## Task goal
Present each line of the entries below that holds the word "placeholder".

Stored data entries
-- START --
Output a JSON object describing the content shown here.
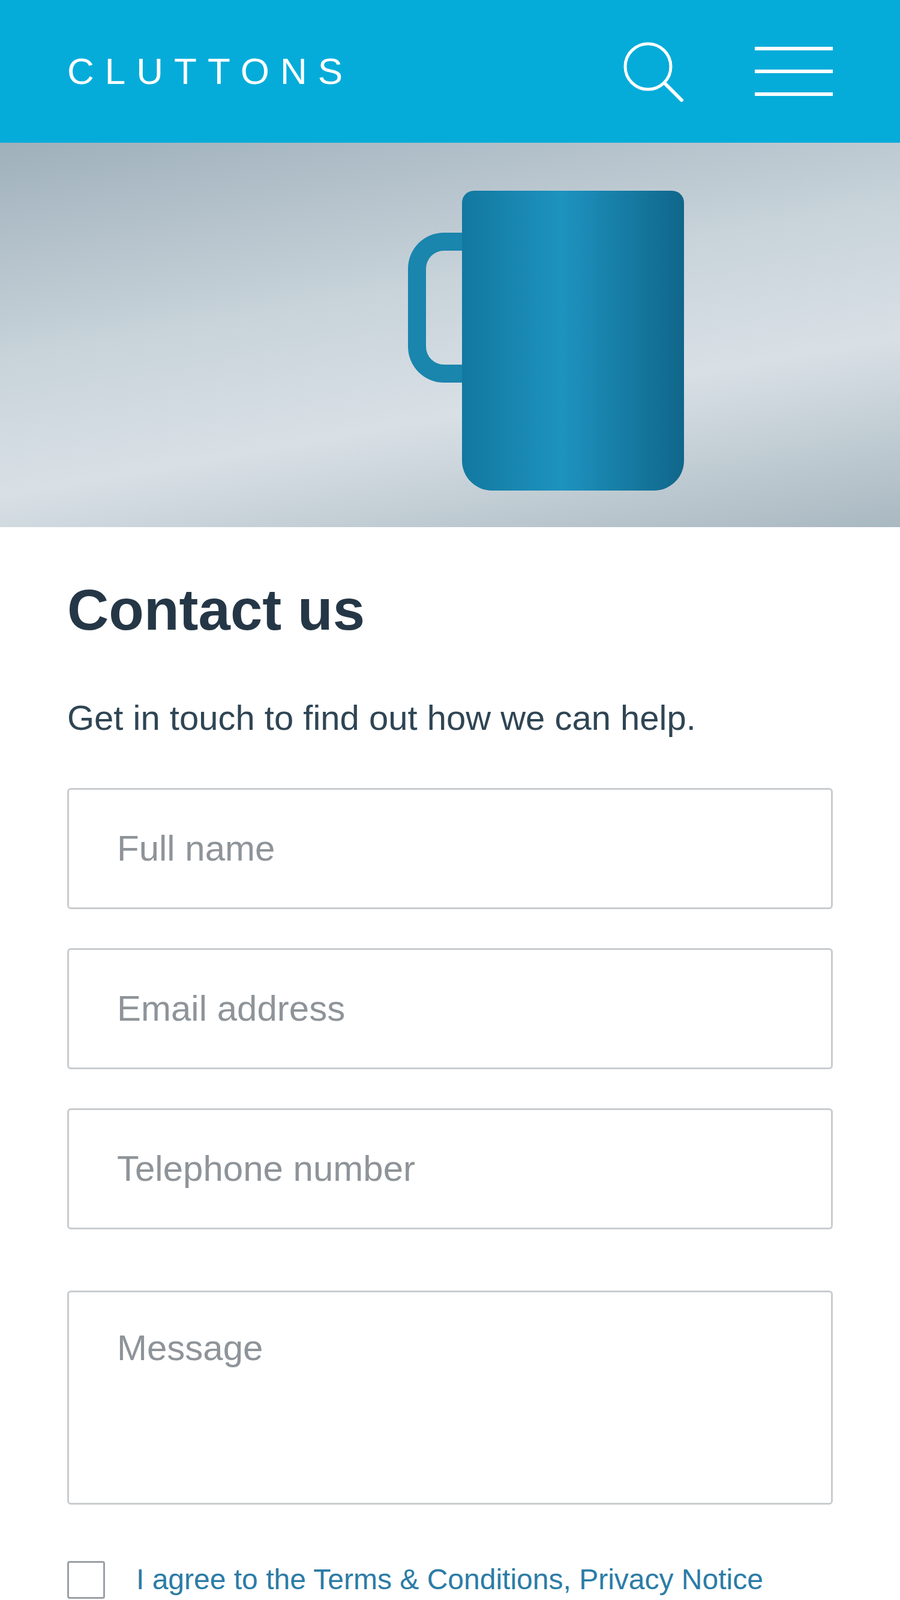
{
  "header": {
    "logo": "CLUTTONS"
  },
  "contact": {
    "title": "Contact us",
    "subtitle": "Get in touch to find out how we can help."
  },
  "form": {
    "fields": [
      {
        "placeholder": "Full name",
        "kind": "input"
      },
      {
        "placeholder": "Email address",
        "kind": "input"
      },
      {
        "placeholder": "Telephone number",
        "kind": "input"
      },
      {
        "placeholder": "Message",
        "kind": "textarea"
      }
    ],
    "consent": {
      "checked": false,
      "parts": [
        {
          "text": "I agree to the ",
          "kind": "text"
        },
        {
          "text": "Terms & Conditions",
          "kind": "link"
        },
        {
          "text": ", ",
          "kind": "text"
        },
        {
          "text": "Privacy Notice",
          "kind": "link"
        }
      ]
    }
  }
}
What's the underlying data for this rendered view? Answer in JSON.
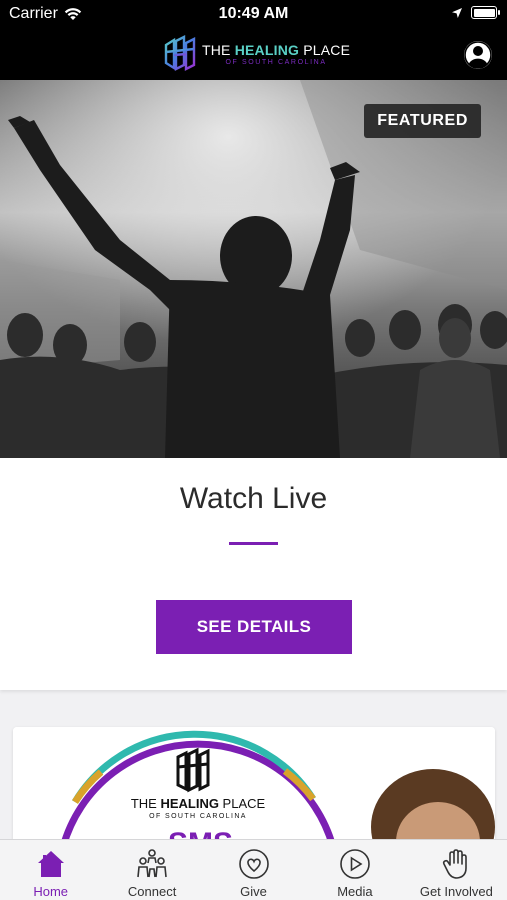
{
  "status_bar": {
    "carrier": "Carrier",
    "time": "10:49 AM",
    "icons": [
      "wifi-icon",
      "location-arrow-icon",
      "battery-icon"
    ]
  },
  "nav": {
    "logo_line1_prefix": "THE ",
    "logo_line1_bold": "HEALING",
    "logo_line1_suffix": " PLACE",
    "logo_line2": "OF SOUTH CAROLINA",
    "profile_icon": "user-profile-icon"
  },
  "hero": {
    "badge": "FEATURED",
    "image": "worship-crowd-photo"
  },
  "card": {
    "title": "Watch Live",
    "button": "SEE DETAILS"
  },
  "promo": {
    "logo_line1_prefix": "THE ",
    "logo_line1_bold": "HEALING",
    "logo_line1_suffix": " PLACE",
    "logo_line2": "OF SOUTH CAROLINA",
    "partial_text": "SMS"
  },
  "tabs": [
    {
      "label": "Home",
      "icon": "home-icon",
      "active": true
    },
    {
      "label": "Connect",
      "icon": "people-icon",
      "active": false
    },
    {
      "label": "Give",
      "icon": "heart-circle-icon",
      "active": false
    },
    {
      "label": "Media",
      "icon": "play-circle-icon",
      "active": false
    },
    {
      "label": "Get Involved",
      "icon": "raised-hand-icon",
      "active": false
    }
  ],
  "colors": {
    "accent": "#7b1fb3",
    "nav_bg": "#000000",
    "teal": "#2fb9ae",
    "gold": "#d9a32b"
  }
}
-- END --
## Task solution
        "placeholder": "Full name",
        "placeholder": "Email address",
        "placeholder": "Telephone number",
        "placeholder": "Message",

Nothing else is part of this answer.